Pick out each line below containing "Jurisdictional".

## begin Extracted material

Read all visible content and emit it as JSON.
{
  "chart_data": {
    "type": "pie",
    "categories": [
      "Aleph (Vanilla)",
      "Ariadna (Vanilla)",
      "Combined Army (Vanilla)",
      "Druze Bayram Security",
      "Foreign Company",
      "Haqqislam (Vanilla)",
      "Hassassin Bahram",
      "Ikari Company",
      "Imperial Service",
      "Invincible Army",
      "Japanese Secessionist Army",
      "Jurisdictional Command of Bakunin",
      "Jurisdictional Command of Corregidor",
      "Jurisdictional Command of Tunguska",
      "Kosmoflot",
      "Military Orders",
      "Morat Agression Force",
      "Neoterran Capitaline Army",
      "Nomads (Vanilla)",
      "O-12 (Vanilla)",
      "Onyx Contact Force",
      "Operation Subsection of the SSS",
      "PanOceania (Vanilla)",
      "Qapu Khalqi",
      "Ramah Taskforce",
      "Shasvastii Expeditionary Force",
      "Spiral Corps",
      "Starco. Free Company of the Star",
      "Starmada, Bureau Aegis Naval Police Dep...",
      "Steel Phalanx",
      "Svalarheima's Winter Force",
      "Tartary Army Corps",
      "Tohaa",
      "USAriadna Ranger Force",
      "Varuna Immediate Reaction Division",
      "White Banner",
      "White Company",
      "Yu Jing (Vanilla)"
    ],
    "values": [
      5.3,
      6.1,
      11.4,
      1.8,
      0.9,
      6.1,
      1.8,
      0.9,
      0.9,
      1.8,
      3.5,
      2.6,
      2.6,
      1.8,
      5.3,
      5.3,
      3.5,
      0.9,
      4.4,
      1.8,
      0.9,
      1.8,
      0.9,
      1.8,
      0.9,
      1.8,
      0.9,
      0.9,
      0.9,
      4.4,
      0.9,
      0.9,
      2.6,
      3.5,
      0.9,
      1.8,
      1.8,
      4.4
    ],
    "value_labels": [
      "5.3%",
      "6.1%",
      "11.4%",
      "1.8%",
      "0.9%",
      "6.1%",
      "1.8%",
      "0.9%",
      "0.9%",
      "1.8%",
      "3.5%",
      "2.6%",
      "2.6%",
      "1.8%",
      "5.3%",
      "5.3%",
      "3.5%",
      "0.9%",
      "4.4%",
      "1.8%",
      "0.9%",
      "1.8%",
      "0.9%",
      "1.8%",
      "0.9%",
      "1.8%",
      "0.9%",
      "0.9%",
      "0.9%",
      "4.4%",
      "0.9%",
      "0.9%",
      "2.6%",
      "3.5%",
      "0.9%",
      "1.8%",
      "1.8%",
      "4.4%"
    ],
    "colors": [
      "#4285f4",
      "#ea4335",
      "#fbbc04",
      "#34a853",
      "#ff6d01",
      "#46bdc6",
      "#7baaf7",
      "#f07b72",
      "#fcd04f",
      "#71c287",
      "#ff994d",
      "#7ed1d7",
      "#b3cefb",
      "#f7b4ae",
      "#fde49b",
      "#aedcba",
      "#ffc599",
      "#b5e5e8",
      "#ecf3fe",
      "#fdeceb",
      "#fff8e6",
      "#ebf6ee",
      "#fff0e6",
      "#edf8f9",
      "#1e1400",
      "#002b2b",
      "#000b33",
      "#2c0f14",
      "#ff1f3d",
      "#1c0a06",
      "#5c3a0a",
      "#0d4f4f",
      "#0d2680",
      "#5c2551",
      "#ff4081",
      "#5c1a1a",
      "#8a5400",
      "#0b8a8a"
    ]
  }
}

## end Extracted material

Response to this exercise
      "Jurisdictional Command of Bakunin",
      "Jurisdictional Command of Corregidor",
      "Jurisdictional Command of Tunguska",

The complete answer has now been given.